Pick out all lines of the entries that include the word "Answer" and copy them.

* start *

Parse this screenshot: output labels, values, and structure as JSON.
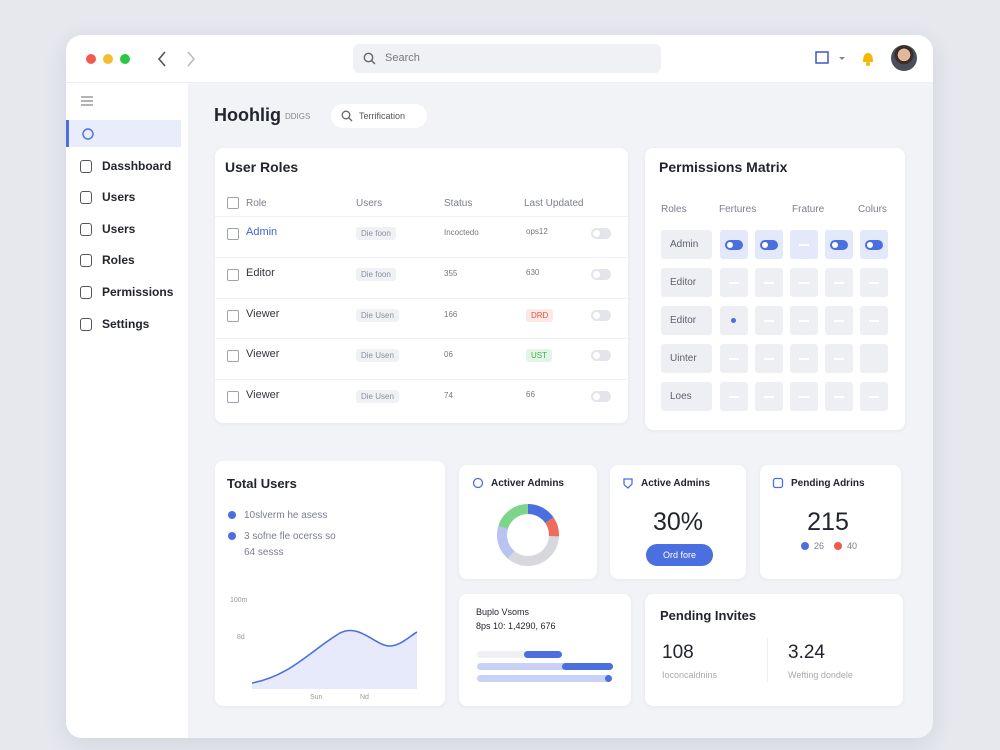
{
  "window": {
    "search": "Search"
  },
  "sidebar": {
    "items": [
      "Dasshboard",
      "Users",
      "Users",
      "Roles",
      "Permissions",
      "Settings"
    ]
  },
  "header": {
    "title": "Hoohlig",
    "dropdown": "DDIGS",
    "filter": "Terrification"
  },
  "user_roles": {
    "title": "User Roles",
    "columns": [
      "Role",
      "Users",
      "Status",
      "Last Updated"
    ],
    "rows": [
      [
        "Admin",
        "Die foon",
        "Incoctedo",
        "ops12"
      ],
      [
        "Editor",
        "Die foon",
        "355",
        "630"
      ],
      [
        "Viewer",
        "Die Usen",
        "166",
        "DRD"
      ],
      [
        "Viewer",
        "Die Usen",
        "06",
        "UST"
      ],
      [
        "Viewer",
        "Die Usen",
        "74",
        "66"
      ]
    ]
  },
  "permissions": {
    "title": "Permissions Matrix",
    "columns": [
      "Roles",
      "Fertures",
      "Frature",
      "Colurs"
    ],
    "rows": [
      "Admin",
      "Editor",
      "Editor",
      "Uinter",
      "Loes"
    ]
  },
  "total_users": {
    "title": "Total Users",
    "items": [
      "10slverm he asess",
      "3 sofne fle ocerss so"
    ],
    "note": "64 sesss",
    "y_labels": [
      "100m",
      "8d"
    ],
    "x_labels": [
      "Sun",
      "Nd"
    ]
  },
  "donut_card": {
    "title": "Activer Admins"
  },
  "active_admins": {
    "title": "Active Admins",
    "value": "30%",
    "button": "Ord fore"
  },
  "pending_admins": {
    "title": "Pending Adrins",
    "value": "215",
    "legend": [
      "26",
      "40"
    ]
  },
  "usage": {
    "title": "Buplo Vsoms",
    "subtitle": "8ps 10: 1,4290, 676"
  },
  "pending_invites": {
    "title": "Pending Invites",
    "stats": [
      {
        "value": "108",
        "label": "Ioconcaldnins"
      },
      {
        "value": "3.24",
        "label": "Wefting dondele"
      }
    ]
  }
}
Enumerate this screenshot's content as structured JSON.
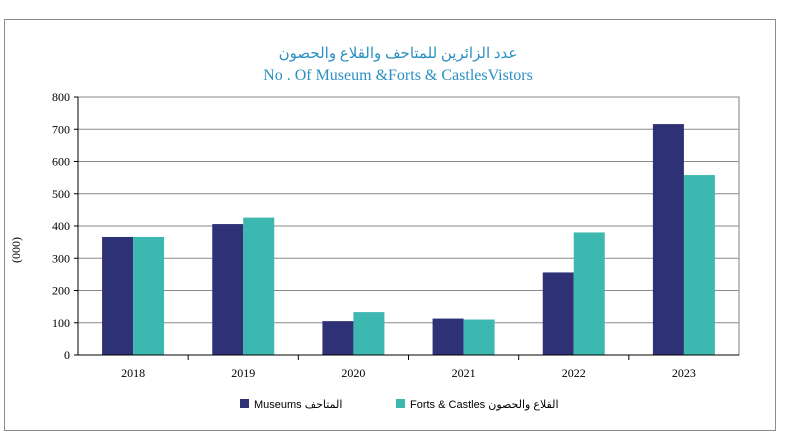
{
  "chart_data": {
    "type": "bar",
    "title": "عدد الزائرين للمتاحف والقلاع والحصون",
    "subtitle": "No . Of Museum &Forts & CastlesVistors",
    "ylabel": "(000)",
    "xlabel": "",
    "categories": [
      "2018",
      "2019",
      "2020",
      "2021",
      "2022",
      "2023"
    ],
    "series": [
      {
        "name": "Museums المتاحف",
        "color": "#2e3175",
        "values": [
          366,
          406,
          105,
          113,
          256,
          716
        ]
      },
      {
        "name": "Forts & Castles القلاع والحصون",
        "color": "#3db8b0",
        "values": [
          366,
          426,
          133,
          110,
          380,
          558
        ]
      }
    ],
    "ylim": [
      0,
      800
    ],
    "yticks": [
      0,
      100,
      200,
      300,
      400,
      500,
      600,
      700,
      800
    ],
    "grid": true,
    "legend": "bottom-center"
  }
}
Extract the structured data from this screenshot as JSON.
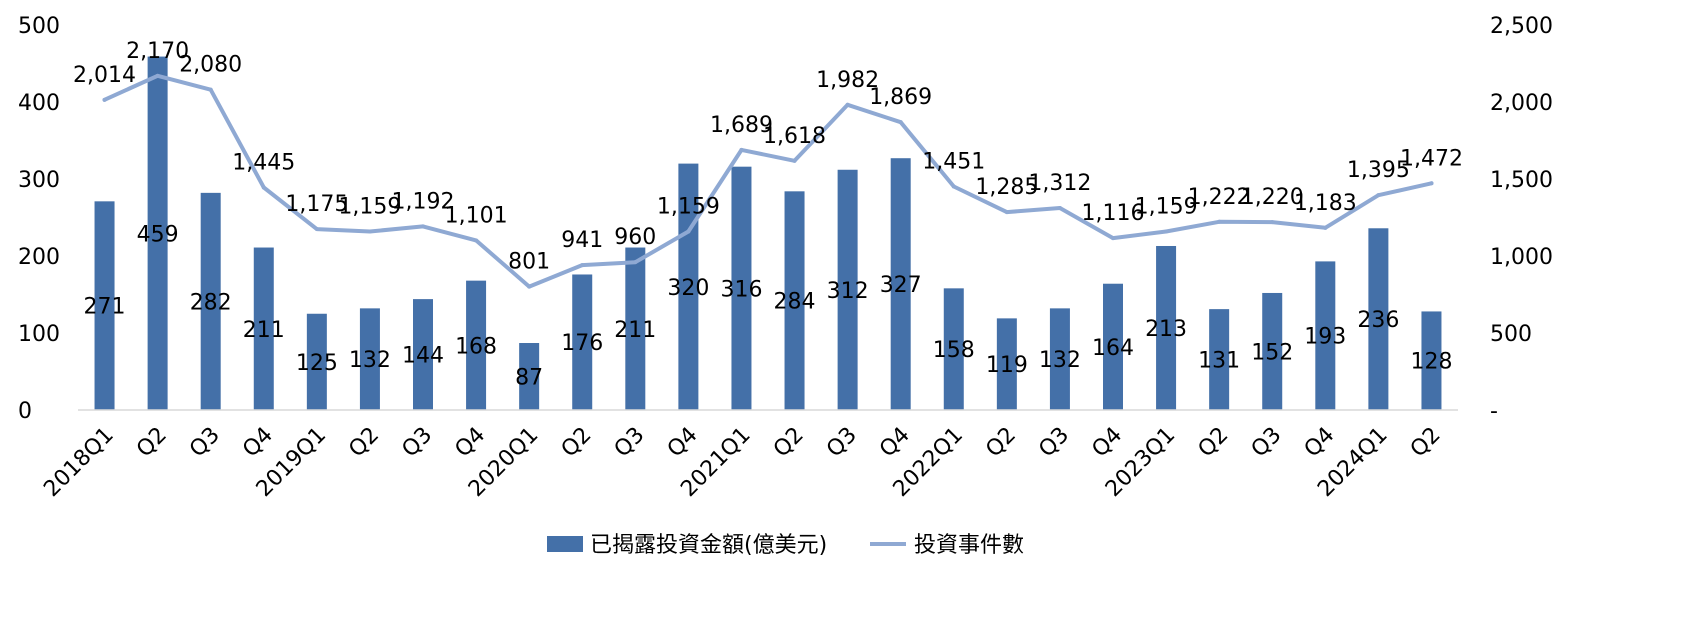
{
  "chart_data": {
    "type": "bar",
    "categories": [
      "2018Q1",
      "Q2",
      "Q3",
      "Q4",
      "2019Q1",
      "Q2",
      "Q3",
      "Q4",
      "2020Q1",
      "Q2",
      "Q3",
      "Q4",
      "2021Q1",
      "Q2",
      "Q3",
      "Q4",
      "2022Q1",
      "Q2",
      "Q3",
      "Q4",
      "2023Q1",
      "Q2",
      "Q3",
      "Q4",
      "2024Q1",
      "Q2"
    ],
    "series": [
      {
        "name": "已揭露投資金額(億美元)",
        "type": "bar",
        "axis": "left",
        "color": "#4470a8",
        "values": [
          271,
          459,
          282,
          211,
          125,
          132,
          144,
          168,
          87,
          176,
          211,
          320,
          316,
          284,
          312,
          327,
          158,
          119,
          132,
          164,
          213,
          131,
          152,
          193,
          236,
          128
        ],
        "labels": [
          "271",
          "459",
          "282",
          "211",
          "125",
          "132",
          "144",
          "168",
          "87",
          "176",
          "211",
          "320",
          "316",
          "284",
          "312",
          "327",
          "158",
          "119",
          "132",
          "164",
          "213",
          "131",
          "152",
          "193",
          "236",
          "128"
        ]
      },
      {
        "name": "投資事件數",
        "type": "line",
        "axis": "right",
        "color": "#8fa9d3",
        "values": [
          2014,
          2170,
          2080,
          1445,
          1175,
          1159,
          1192,
          1101,
          801,
          941,
          960,
          1159,
          1689,
          1618,
          1982,
          1869,
          1451,
          1285,
          1312,
          1116,
          1159,
          1222,
          1220,
          1183,
          1395,
          1472
        ],
        "labels": [
          "2,014",
          "2,170",
          "2,080",
          "1,445",
          "1,175",
          "1,159",
          "1,192",
          "1,101",
          "801",
          "941",
          "960",
          "1,159",
          "1,689",
          "1,618",
          "1,982",
          "1,869",
          "1,451",
          "1,285",
          "1,312",
          "1,116",
          "1,159",
          "1,222",
          "1,220",
          "1,183",
          "1,395",
          "1,472"
        ]
      }
    ],
    "left_axis": {
      "ylim": [
        0,
        500
      ],
      "ticks": [
        0,
        100,
        200,
        300,
        400,
        500
      ],
      "tick_labels": [
        "0",
        "100",
        "200",
        "300",
        "400",
        "500"
      ]
    },
    "right_axis": {
      "ylim": [
        0,
        2500
      ],
      "ticks": [
        0,
        500,
        1000,
        1500,
        2000,
        2500
      ],
      "tick_labels": [
        "-",
        "500",
        "1,000",
        "1,500",
        "2,000",
        "2,500"
      ]
    },
    "grid": false,
    "legend_position": "bottom"
  }
}
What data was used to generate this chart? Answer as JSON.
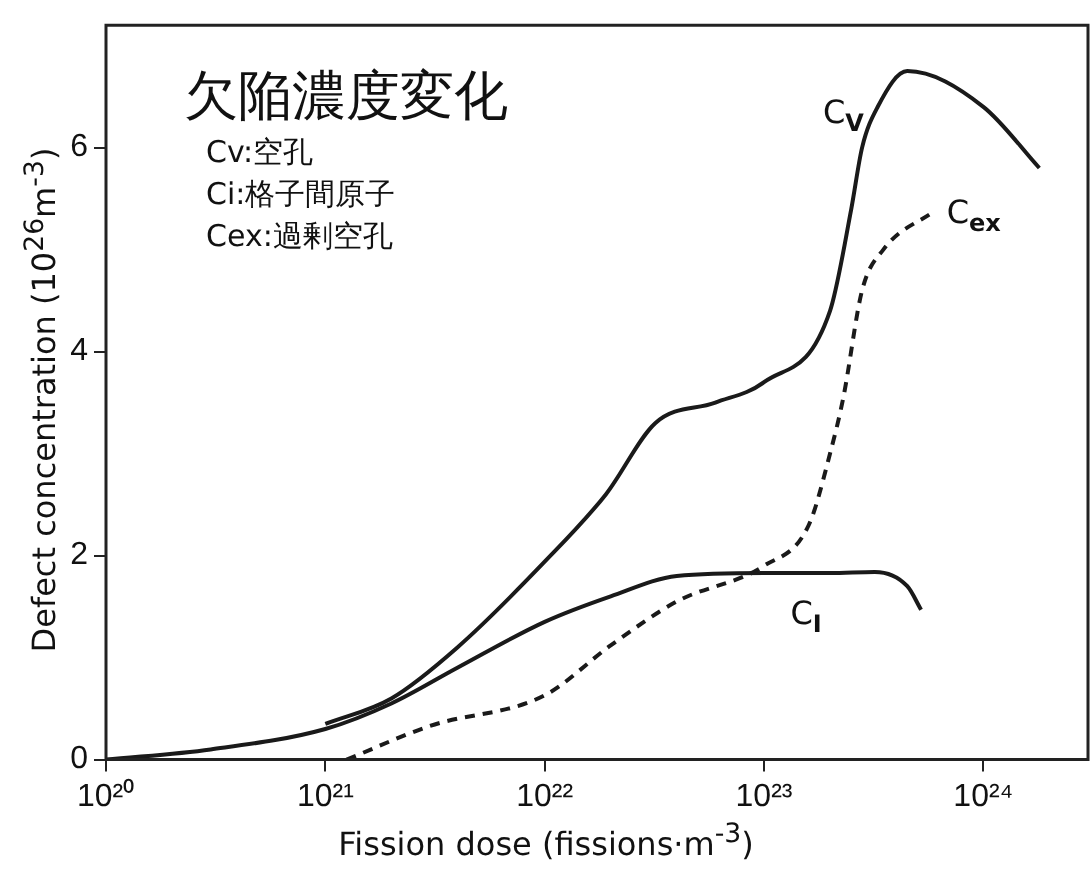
{
  "chart_data": {
    "type": "line",
    "title": "欠陥濃度変化",
    "xlabel": "Fission dose (fissions·m$^{-3}$)",
    "ylabel": "Defect concentration (10$^{26}$m$^{-3}$)",
    "log": "x",
    "xlim": [
      1e+20,
      3e+24
    ],
    "ylim": [
      0,
      7.2
    ],
    "xticks": [
      {
        "value": 1e+20,
        "label": "10²⁰"
      },
      {
        "value": 1e+21,
        "label": "10²¹"
      },
      {
        "value": 1e+22,
        "label": "10²²"
      },
      {
        "value": 1e+23,
        "label": "10²³"
      },
      {
        "value": 1e+24,
        "label": "10²⁴"
      }
    ],
    "yticks": [
      0,
      2,
      4,
      6
    ],
    "grid": false,
    "legend": false,
    "marker": "none",
    "series": [
      {
        "name": "C$_{V}$",
        "color": "#1a1a1a",
        "line_style": "solid",
        "x": [
          1e+21,
          2e+21,
          4e+21,
          1e+22,
          1.9e+22,
          3.2e+22,
          6e+22,
          1e+23,
          2e+23,
          2.5e+23,
          2.8e+23,
          3.3e+23,
          4.5e+23,
          1e+24,
          1.8e+24
        ],
        "values": [
          0.35,
          0.6,
          1.1,
          1.94,
          2.6,
          3.3,
          3.5,
          3.7,
          4.4,
          5.4,
          6.0,
          6.4,
          6.75,
          6.4,
          5.8
        ]
      },
      {
        "name": "C$_{I}$",
        "color": "#1a1a1a",
        "line_style": "solid",
        "x": [
          1e+20,
          3e+20,
          1e+21,
          2e+21,
          4e+21,
          1e+22,
          2e+22,
          4e+22,
          1e+23,
          2e+23,
          3.2e+23,
          4.5e+23,
          5.2e+23
        ],
        "values": [
          0,
          0.1,
          0.3,
          0.55,
          0.9,
          1.35,
          1.6,
          1.8,
          1.83,
          1.83,
          1.84,
          1.7,
          1.47
        ]
      },
      {
        "name": "C$_{ex}$",
        "color": "#1a1a1a",
        "line_style": "dashed",
        "x": [
          1.25e+21,
          3e+21,
          1e+22,
          2e+22,
          4e+22,
          1e+23,
          1.6e+23,
          2e+23,
          2.3e+23,
          2.8e+23,
          3.5e+23,
          6e+23
        ],
        "values": [
          0,
          0.33,
          0.63,
          1.12,
          1.55,
          1.9,
          2.3,
          3.0,
          3.55,
          4.6,
          5.0,
          5.38
        ]
      }
    ],
    "annotations": [
      "Cv:空孔",
      "Ci:格子間原子",
      "Cex:過剰空孔"
    ]
  }
}
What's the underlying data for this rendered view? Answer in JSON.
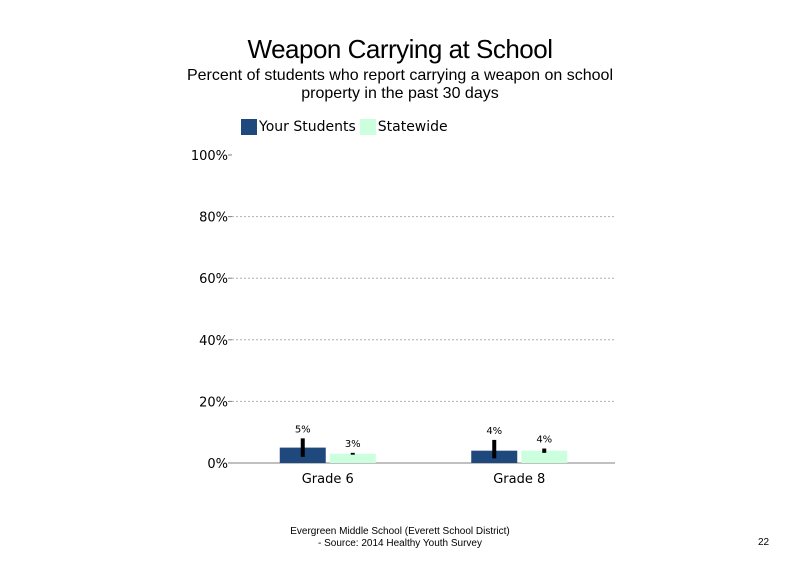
{
  "slide": {
    "title": "Weapon Carrying at School",
    "subtitle": "Percent of students who report carrying a weapon on school property in the past 30 days",
    "footer_line1": "Evergreen Middle School (Everett School District)",
    "footer_line2": "- Source: 2014 Healthy Youth Survey",
    "page_number": "22"
  },
  "chart_data": {
    "type": "bar",
    "categories": [
      "Grade 6",
      "Grade 8"
    ],
    "series": [
      {
        "name": "Your Students",
        "values": [
          5,
          4
        ],
        "labels": [
          "5%",
          "4%"
        ],
        "error_low": [
          2,
          1.5
        ],
        "error_high": [
          8,
          7.5
        ],
        "color": "#1f497d"
      },
      {
        "name": "Statewide",
        "values": [
          3,
          4
        ],
        "labels": [
          "3%",
          "4%"
        ],
        "error_low": [
          2.7,
          3.3
        ],
        "error_high": [
          3.3,
          4.7
        ],
        "color": "#ccffdd"
      }
    ],
    "ylim": [
      0,
      100
    ],
    "yticks": [
      "0%",
      "20%",
      "40%",
      "60%",
      "80%",
      "100%"
    ],
    "ytick_values": [
      0,
      20,
      40,
      60,
      80,
      100
    ],
    "grid": true,
    "legend": "top-left",
    "xlabel": "",
    "ylabel": ""
  }
}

* end *

> **Correct output**:
What data was used to generate this chart? Answer as JSON.
What's the underlying data for this rendered view? Answer in JSON.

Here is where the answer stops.